Your job is to retype all of the data word for word, leaving every image out.

(Records that describe figures)
________________________________________

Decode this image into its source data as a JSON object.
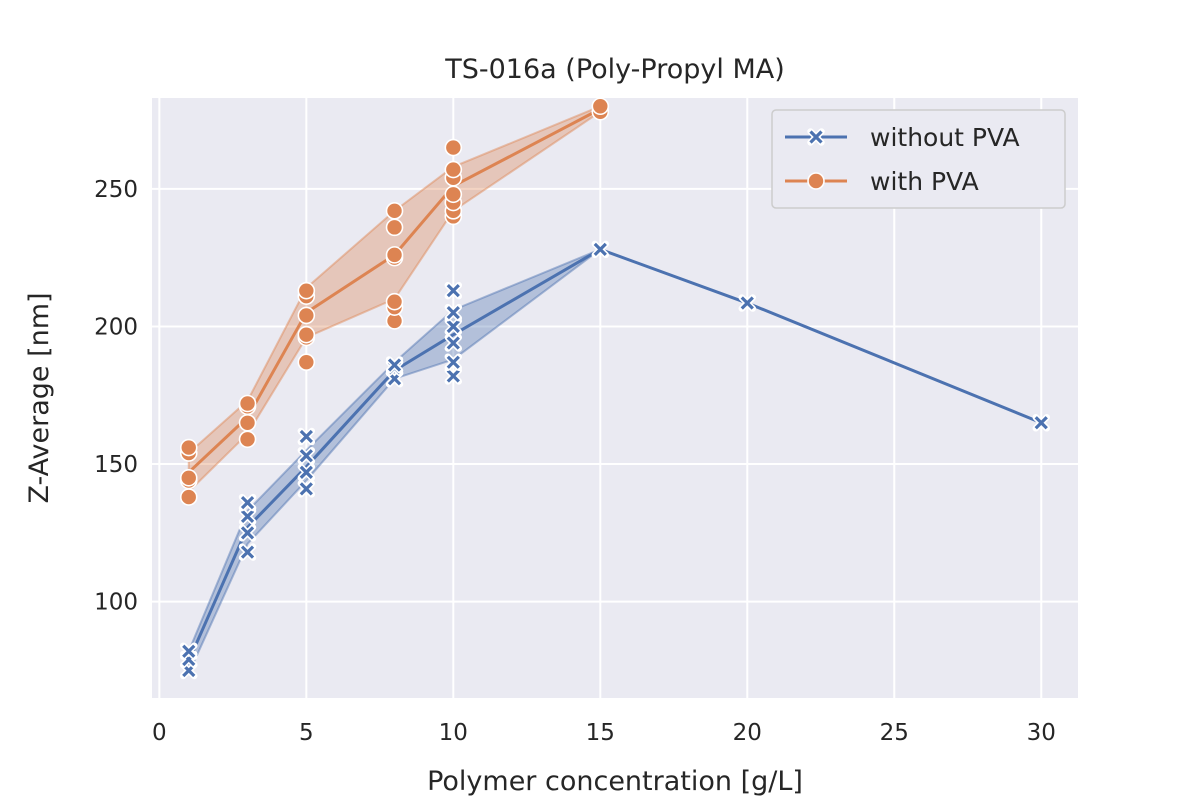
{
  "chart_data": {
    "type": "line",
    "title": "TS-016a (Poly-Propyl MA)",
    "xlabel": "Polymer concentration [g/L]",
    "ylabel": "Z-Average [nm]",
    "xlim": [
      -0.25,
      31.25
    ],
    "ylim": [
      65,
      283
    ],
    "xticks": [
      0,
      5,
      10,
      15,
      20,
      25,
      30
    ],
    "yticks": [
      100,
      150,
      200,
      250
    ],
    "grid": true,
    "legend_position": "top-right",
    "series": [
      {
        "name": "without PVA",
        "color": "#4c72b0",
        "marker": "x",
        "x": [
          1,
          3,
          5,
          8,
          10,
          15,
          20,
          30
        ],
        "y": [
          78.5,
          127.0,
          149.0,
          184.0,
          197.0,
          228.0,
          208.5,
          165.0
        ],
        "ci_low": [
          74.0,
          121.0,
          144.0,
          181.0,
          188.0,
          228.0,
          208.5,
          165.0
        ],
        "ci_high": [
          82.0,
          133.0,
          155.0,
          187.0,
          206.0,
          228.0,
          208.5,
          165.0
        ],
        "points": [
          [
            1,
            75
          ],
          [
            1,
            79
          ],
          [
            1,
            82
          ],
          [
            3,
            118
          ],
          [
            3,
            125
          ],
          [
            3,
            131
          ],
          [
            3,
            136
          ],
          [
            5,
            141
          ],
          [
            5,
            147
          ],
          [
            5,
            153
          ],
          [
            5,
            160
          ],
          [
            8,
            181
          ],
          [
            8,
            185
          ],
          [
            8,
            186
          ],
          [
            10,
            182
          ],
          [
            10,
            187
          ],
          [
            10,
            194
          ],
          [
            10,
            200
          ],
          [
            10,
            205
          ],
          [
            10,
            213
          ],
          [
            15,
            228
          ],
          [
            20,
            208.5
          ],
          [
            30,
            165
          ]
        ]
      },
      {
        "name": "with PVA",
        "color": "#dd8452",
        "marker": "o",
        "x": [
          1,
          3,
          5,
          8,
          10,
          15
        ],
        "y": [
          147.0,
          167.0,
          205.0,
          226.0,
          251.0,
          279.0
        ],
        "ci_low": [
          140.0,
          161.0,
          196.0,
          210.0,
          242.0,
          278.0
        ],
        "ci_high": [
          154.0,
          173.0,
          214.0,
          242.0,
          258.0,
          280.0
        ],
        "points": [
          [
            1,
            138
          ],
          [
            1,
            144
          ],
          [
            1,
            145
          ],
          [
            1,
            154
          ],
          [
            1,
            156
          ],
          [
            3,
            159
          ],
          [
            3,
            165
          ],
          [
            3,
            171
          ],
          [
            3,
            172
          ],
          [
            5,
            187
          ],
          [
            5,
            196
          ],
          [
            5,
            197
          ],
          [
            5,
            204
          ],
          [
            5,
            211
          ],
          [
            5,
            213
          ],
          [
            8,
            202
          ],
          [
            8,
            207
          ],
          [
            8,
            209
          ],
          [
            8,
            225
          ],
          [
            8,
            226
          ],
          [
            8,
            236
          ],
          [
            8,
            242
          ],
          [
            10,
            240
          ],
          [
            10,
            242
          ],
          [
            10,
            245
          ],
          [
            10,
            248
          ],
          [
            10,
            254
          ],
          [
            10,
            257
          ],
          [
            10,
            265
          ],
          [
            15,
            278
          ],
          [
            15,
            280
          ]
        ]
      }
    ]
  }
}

________________________________________

The output =>
Decode this image into its source data as a JSON object.
{
  "chart_data": {
    "type": "line",
    "title": "TS-016a (Poly-Propyl MA)",
    "xlabel": "Polymer concentration [g/L]",
    "ylabel": "Z-Average [nm]",
    "xlim": [
      -0.25,
      31.25
    ],
    "ylim": [
      65,
      283
    ],
    "xticks": [
      0,
      5,
      10,
      15,
      20,
      25,
      30
    ],
    "yticks": [
      100,
      150,
      200,
      250
    ],
    "grid": true,
    "legend_position": "top-right",
    "series": [
      {
        "name": "without PVA",
        "color": "#4c72b0",
        "marker": "x",
        "x": [
          1,
          3,
          5,
          8,
          10,
          15,
          20,
          30
        ],
        "y": [
          78.5,
          127.0,
          149.0,
          184.0,
          197.0,
          228.0,
          208.5,
          165.0
        ],
        "ci_low": [
          74.0,
          121.0,
          144.0,
          181.0,
          188.0,
          228.0,
          208.5,
          165.0
        ],
        "ci_high": [
          82.0,
          133.0,
          155.0,
          187.0,
          206.0,
          228.0,
          208.5,
          165.0
        ],
        "points": [
          [
            1,
            75
          ],
          [
            1,
            79
          ],
          [
            1,
            82
          ],
          [
            3,
            118
          ],
          [
            3,
            125
          ],
          [
            3,
            131
          ],
          [
            3,
            136
          ],
          [
            5,
            141
          ],
          [
            5,
            147
          ],
          [
            5,
            153
          ],
          [
            5,
            160
          ],
          [
            8,
            181
          ],
          [
            8,
            185
          ],
          [
            8,
            186
          ],
          [
            10,
            182
          ],
          [
            10,
            187
          ],
          [
            10,
            194
          ],
          [
            10,
            200
          ],
          [
            10,
            205
          ],
          [
            10,
            213
          ],
          [
            15,
            228
          ],
          [
            20,
            208.5
          ],
          [
            30,
            165
          ]
        ]
      },
      {
        "name": "with PVA",
        "color": "#dd8452",
        "marker": "o",
        "x": [
          1,
          3,
          5,
          8,
          10,
          15
        ],
        "y": [
          147.0,
          167.0,
          205.0,
          226.0,
          251.0,
          279.0
        ],
        "ci_low": [
          140.0,
          161.0,
          196.0,
          210.0,
          242.0,
          278.0
        ],
        "ci_high": [
          154.0,
          173.0,
          214.0,
          242.0,
          258.0,
          280.0
        ],
        "points": [
          [
            1,
            138
          ],
          [
            1,
            144
          ],
          [
            1,
            145
          ],
          [
            1,
            154
          ],
          [
            1,
            156
          ],
          [
            3,
            159
          ],
          [
            3,
            165
          ],
          [
            3,
            171
          ],
          [
            3,
            172
          ],
          [
            5,
            187
          ],
          [
            5,
            196
          ],
          [
            5,
            197
          ],
          [
            5,
            204
          ],
          [
            5,
            211
          ],
          [
            5,
            213
          ],
          [
            8,
            202
          ],
          [
            8,
            207
          ],
          [
            8,
            209
          ],
          [
            8,
            225
          ],
          [
            8,
            226
          ],
          [
            8,
            236
          ],
          [
            8,
            242
          ],
          [
            10,
            240
          ],
          [
            10,
            242
          ],
          [
            10,
            245
          ],
          [
            10,
            248
          ],
          [
            10,
            254
          ],
          [
            10,
            257
          ],
          [
            10,
            265
          ],
          [
            15,
            278
          ],
          [
            15,
            280
          ]
        ]
      }
    ]
  }
}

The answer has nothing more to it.